[Records from a collection of figures]
──────

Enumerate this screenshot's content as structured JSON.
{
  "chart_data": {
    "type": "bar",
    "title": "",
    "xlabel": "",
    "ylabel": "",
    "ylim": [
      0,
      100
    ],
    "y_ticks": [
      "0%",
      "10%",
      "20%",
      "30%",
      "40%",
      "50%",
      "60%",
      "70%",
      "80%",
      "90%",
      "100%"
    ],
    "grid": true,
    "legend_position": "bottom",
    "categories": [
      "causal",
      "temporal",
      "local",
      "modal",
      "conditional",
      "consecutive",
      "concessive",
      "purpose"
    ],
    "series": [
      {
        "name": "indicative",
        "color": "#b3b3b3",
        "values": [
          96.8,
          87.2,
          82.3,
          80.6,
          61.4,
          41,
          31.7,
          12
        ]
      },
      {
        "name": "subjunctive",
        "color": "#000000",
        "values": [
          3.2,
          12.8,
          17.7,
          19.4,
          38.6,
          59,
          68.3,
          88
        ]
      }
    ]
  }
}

──────

→ Task goal
Restate all of the entries above precisely.

→ Task result
Enumerate this screenshot's content as structured JSON.
{
  "chart_data": {
    "type": "bar",
    "title": "",
    "xlabel": "",
    "ylabel": "",
    "ylim": [
      0,
      100
    ],
    "y_ticks": [
      "0%",
      "10%",
      "20%",
      "30%",
      "40%",
      "50%",
      "60%",
      "70%",
      "80%",
      "90%",
      "100%"
    ],
    "grid": true,
    "legend_position": "bottom",
    "categories": [
      "causal",
      "temporal",
      "local",
      "modal",
      "conditional",
      "consecutive",
      "concessive",
      "purpose"
    ],
    "series": [
      {
        "name": "indicative",
        "color": "#b3b3b3",
        "values": [
          96.8,
          87.2,
          82.3,
          80.6,
          61.4,
          41,
          31.7,
          12
        ]
      },
      {
        "name": "subjunctive",
        "color": "#000000",
        "values": [
          3.2,
          12.8,
          17.7,
          19.4,
          38.6,
          59,
          68.3,
          88
        ]
      }
    ]
  }
}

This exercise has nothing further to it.